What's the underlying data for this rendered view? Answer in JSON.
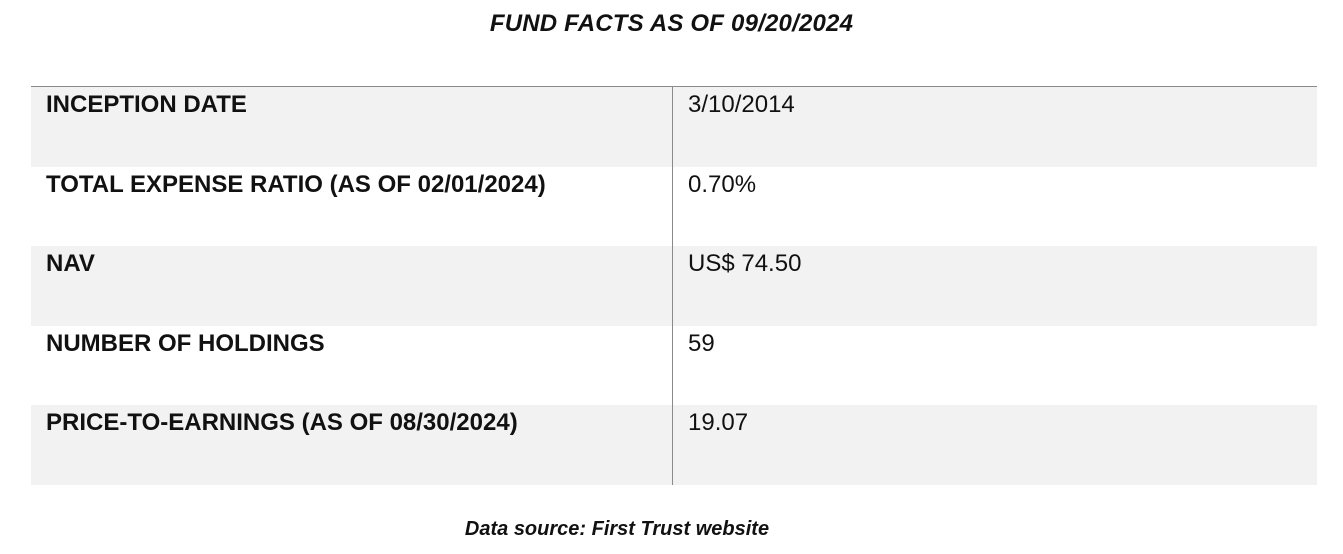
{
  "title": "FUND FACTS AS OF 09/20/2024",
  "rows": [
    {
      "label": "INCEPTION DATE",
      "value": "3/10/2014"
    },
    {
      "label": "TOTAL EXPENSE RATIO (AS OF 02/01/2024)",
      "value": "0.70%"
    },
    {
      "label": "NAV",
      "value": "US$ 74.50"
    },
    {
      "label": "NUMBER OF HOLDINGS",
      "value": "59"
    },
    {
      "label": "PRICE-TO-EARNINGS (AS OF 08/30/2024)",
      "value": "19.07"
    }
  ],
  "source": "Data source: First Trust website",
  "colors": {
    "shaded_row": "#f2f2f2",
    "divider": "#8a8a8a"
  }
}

------------------------------------------------------------

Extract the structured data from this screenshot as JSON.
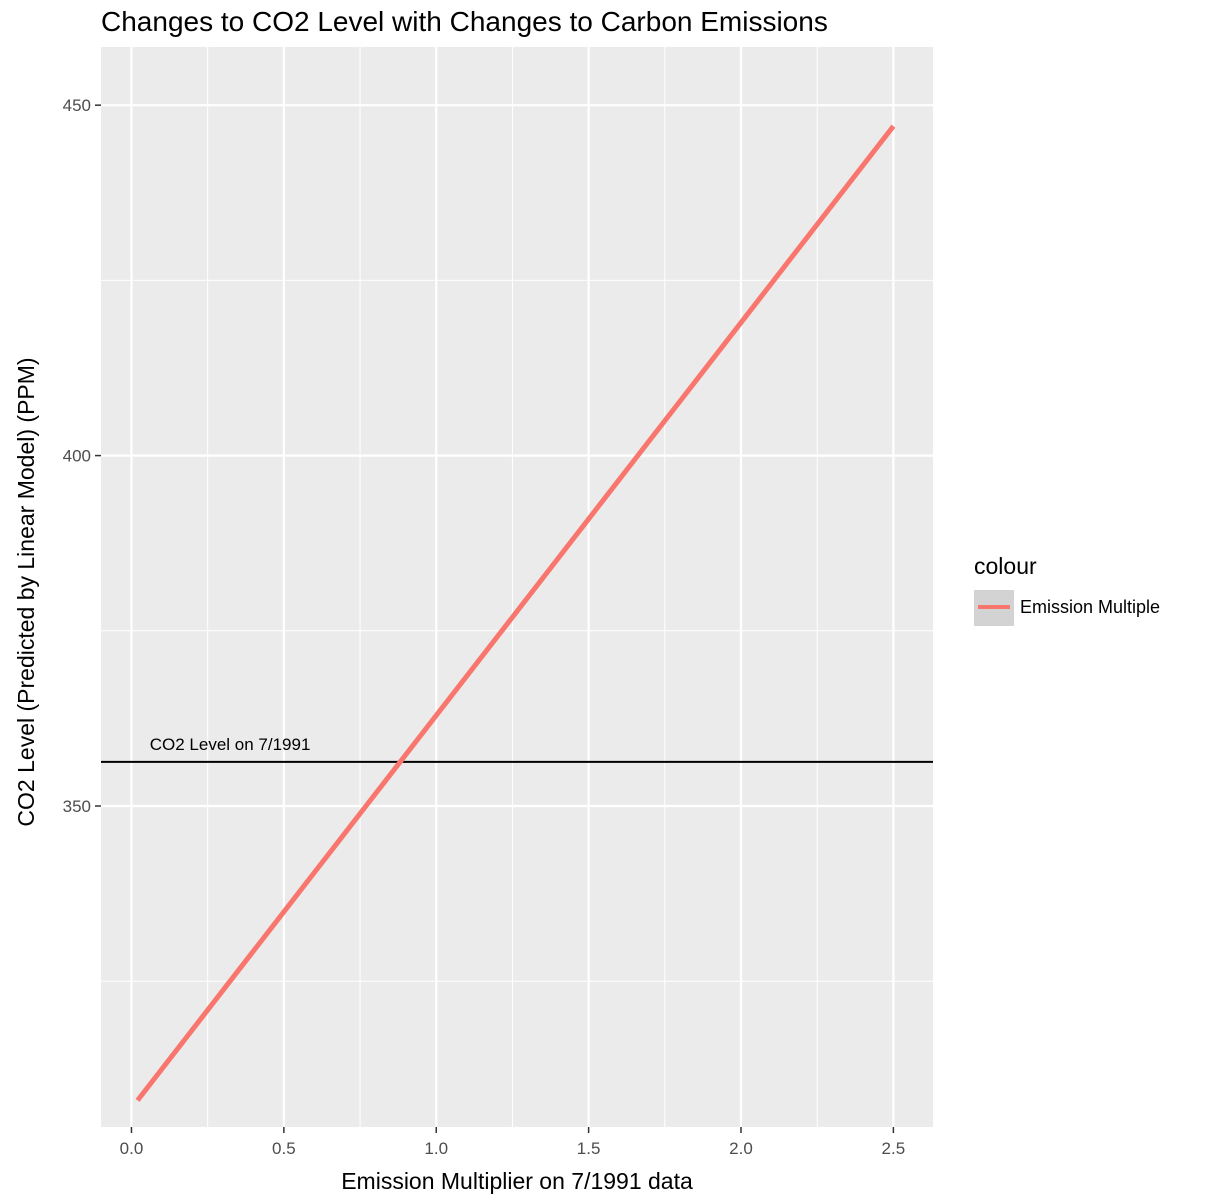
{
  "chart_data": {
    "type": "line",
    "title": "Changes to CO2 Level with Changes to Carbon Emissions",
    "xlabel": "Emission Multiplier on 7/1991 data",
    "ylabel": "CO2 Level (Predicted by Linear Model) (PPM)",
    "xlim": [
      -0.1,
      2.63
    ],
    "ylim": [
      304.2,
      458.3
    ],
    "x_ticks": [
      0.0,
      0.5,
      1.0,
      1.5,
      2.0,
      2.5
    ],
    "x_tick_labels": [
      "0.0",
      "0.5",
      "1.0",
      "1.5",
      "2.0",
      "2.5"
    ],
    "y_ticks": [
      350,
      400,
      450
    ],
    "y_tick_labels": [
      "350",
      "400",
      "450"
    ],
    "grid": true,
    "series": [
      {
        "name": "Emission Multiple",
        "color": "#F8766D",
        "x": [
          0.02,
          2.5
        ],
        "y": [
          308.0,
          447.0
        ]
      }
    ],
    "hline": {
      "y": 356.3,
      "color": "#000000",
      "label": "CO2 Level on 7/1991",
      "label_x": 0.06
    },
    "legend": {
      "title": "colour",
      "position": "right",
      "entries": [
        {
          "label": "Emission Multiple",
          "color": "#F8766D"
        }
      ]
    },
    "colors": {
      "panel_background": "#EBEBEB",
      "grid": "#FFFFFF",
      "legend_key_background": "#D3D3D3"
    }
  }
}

------------------------------------------------------------

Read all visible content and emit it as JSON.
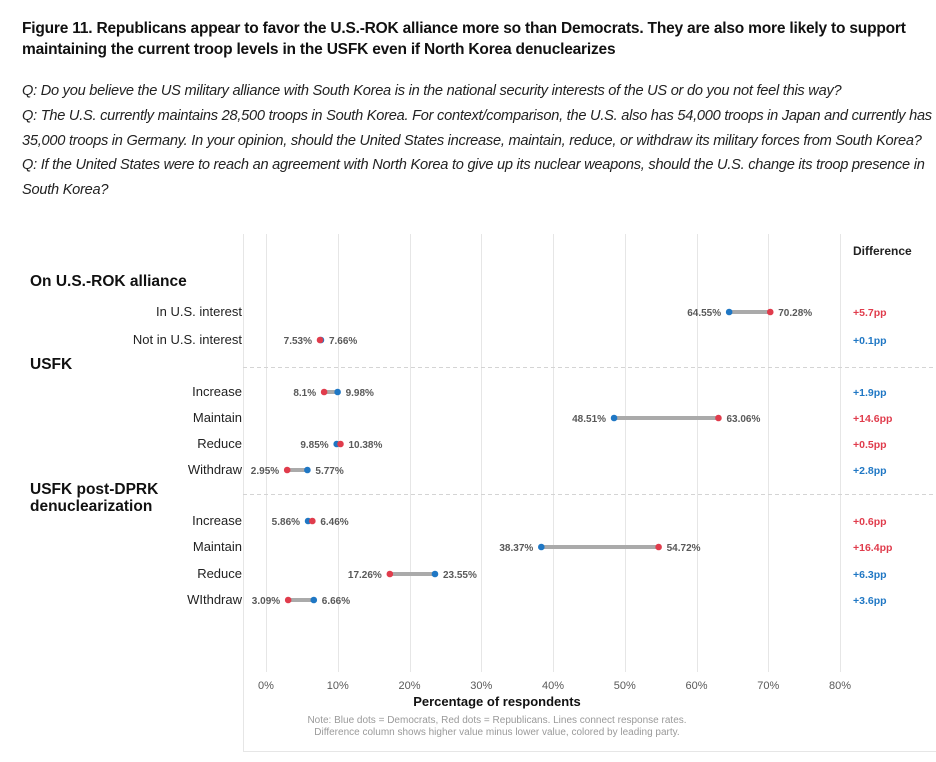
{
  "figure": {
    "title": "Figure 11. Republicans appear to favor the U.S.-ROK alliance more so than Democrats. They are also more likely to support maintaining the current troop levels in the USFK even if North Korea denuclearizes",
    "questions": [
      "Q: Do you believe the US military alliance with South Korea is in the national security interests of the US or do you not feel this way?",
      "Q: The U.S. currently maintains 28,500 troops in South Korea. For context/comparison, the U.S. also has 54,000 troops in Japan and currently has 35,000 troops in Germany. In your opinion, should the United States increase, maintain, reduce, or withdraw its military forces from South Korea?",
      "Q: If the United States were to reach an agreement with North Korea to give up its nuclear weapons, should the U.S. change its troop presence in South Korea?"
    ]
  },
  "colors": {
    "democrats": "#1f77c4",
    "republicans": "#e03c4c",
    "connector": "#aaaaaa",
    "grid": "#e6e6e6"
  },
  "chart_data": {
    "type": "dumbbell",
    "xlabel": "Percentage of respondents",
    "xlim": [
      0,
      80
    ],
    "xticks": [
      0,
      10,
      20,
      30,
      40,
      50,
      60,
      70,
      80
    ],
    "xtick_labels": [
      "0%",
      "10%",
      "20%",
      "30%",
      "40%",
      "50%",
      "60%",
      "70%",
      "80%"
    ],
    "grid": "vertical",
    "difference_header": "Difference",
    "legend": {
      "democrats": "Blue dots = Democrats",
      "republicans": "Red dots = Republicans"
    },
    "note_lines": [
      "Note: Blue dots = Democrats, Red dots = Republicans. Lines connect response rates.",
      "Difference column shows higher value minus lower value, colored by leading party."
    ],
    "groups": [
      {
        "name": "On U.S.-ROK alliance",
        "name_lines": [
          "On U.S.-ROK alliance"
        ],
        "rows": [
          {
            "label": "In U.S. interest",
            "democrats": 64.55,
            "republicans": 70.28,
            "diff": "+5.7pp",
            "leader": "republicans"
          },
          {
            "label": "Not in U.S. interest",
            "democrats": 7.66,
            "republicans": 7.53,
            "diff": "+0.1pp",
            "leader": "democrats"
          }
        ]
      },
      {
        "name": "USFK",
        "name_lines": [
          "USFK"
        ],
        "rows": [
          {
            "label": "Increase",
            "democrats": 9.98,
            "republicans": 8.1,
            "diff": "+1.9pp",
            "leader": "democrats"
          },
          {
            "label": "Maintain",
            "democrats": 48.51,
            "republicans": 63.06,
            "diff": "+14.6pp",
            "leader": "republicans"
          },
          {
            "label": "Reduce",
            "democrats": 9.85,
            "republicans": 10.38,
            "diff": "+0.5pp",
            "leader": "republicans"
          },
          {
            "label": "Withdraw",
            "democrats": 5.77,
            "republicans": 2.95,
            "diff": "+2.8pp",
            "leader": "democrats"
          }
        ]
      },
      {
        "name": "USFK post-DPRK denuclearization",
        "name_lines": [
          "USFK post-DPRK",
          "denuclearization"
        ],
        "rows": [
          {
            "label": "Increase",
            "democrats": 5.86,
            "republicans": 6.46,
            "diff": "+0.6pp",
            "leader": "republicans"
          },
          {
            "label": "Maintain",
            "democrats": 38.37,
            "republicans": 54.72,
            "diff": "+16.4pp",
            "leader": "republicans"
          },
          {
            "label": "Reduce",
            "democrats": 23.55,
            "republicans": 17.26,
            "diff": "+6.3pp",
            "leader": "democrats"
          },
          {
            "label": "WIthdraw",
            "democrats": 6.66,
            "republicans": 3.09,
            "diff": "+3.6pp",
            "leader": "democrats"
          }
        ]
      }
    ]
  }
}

------------------------------------------------------------

Locate the word "Difference" in the entries, and copy every line where it is found.

RESULT OF THE EXERCISE:
    "difference_header": "Difference",
      "Difference column shows higher value minus lower value, colored by leading party."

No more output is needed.